• **Do this**:
From the listing below, extract every line in which the word "交流电月产量" appears.

• **Working data**:
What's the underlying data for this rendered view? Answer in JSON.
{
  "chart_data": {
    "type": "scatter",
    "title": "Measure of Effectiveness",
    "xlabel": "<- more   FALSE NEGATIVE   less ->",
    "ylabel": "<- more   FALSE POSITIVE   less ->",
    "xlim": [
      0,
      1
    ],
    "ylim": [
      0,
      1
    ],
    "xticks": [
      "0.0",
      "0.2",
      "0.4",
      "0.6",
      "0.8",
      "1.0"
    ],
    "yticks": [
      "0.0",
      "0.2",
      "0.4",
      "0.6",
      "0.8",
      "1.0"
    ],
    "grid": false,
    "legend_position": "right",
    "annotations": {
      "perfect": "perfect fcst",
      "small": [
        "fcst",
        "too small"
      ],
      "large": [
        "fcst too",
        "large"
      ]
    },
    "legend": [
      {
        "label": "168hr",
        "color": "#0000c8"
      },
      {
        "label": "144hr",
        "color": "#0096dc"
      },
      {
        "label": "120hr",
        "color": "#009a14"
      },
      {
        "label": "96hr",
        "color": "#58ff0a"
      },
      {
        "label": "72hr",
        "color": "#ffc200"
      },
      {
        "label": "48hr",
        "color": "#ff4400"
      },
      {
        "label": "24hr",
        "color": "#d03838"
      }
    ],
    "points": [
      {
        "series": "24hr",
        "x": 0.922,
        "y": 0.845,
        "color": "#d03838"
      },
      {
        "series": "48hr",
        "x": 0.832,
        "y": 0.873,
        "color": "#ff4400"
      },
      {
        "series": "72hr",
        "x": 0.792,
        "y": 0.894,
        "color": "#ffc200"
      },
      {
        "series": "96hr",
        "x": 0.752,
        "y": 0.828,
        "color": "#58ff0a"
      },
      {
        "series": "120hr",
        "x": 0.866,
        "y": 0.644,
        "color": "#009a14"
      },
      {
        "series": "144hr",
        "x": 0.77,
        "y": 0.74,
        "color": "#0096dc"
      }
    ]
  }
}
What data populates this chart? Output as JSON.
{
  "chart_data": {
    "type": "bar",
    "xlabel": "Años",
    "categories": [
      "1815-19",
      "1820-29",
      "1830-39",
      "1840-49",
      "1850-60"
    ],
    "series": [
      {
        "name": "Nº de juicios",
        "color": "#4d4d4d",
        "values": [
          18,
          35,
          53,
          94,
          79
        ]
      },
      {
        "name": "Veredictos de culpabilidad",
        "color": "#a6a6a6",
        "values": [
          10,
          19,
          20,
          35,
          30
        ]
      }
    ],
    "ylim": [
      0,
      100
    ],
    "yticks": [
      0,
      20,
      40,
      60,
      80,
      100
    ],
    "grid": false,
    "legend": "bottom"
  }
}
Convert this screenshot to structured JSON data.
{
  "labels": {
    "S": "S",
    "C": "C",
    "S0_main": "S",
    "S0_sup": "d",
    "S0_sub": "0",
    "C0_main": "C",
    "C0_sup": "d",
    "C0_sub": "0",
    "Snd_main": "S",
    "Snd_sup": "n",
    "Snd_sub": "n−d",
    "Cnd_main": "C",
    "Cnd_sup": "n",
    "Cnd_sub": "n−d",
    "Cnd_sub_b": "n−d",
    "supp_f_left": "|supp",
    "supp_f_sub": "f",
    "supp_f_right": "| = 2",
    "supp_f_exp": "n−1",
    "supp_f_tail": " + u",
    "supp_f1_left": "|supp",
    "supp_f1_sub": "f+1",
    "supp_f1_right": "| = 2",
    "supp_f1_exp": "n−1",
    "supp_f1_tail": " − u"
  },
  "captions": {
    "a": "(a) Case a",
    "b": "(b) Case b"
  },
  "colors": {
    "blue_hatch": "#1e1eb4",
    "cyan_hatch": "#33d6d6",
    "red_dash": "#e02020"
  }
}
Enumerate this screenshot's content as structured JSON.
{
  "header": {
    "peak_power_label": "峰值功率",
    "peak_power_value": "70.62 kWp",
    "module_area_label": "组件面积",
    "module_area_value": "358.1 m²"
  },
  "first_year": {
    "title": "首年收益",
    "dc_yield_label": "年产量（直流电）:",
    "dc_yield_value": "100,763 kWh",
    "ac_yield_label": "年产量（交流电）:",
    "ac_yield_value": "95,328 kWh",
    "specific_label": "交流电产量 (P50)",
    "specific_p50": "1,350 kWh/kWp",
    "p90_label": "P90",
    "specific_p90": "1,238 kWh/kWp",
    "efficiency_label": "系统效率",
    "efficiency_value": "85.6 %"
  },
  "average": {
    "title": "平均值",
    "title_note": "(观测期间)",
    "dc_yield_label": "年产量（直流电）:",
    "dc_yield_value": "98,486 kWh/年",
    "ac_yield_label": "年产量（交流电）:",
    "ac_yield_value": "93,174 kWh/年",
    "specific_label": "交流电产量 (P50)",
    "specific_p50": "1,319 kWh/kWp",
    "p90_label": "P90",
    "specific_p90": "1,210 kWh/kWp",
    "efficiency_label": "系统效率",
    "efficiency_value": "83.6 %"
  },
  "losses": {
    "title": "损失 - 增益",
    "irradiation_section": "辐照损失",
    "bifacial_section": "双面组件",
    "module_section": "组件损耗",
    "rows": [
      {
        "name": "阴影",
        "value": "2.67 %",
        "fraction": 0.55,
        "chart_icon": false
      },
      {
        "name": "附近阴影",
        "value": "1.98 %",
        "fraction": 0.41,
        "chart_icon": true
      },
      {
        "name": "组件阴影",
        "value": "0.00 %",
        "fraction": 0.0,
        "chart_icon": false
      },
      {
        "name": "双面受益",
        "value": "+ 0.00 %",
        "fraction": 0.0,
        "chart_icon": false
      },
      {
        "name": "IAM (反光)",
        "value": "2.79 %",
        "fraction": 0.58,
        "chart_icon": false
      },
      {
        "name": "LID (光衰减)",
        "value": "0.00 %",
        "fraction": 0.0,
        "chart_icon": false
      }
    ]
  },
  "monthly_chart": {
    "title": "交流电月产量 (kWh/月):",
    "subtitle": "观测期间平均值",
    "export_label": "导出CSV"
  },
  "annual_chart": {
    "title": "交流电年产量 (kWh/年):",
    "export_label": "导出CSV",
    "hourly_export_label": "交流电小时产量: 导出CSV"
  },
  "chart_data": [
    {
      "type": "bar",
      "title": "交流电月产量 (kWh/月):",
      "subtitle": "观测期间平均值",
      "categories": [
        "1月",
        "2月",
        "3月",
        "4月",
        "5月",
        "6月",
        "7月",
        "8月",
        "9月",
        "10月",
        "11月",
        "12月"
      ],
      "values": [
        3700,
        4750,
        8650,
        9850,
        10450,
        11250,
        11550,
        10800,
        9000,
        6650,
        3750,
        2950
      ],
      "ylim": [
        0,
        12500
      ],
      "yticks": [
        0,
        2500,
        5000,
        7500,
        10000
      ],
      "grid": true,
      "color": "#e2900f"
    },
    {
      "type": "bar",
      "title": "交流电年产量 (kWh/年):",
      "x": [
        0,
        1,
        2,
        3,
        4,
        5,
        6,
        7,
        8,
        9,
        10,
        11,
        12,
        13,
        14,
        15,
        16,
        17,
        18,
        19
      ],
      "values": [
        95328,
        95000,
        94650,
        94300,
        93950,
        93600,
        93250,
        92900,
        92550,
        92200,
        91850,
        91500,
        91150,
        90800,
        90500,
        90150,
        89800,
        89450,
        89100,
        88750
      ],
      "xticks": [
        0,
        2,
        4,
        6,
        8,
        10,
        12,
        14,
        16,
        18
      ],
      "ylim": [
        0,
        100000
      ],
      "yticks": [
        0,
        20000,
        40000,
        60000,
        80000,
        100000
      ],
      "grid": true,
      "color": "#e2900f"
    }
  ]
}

• **Finished answer**:
    "title": "交流电月产量 (kWh/月):",
      "title": "交流电月产量 (kWh/月):",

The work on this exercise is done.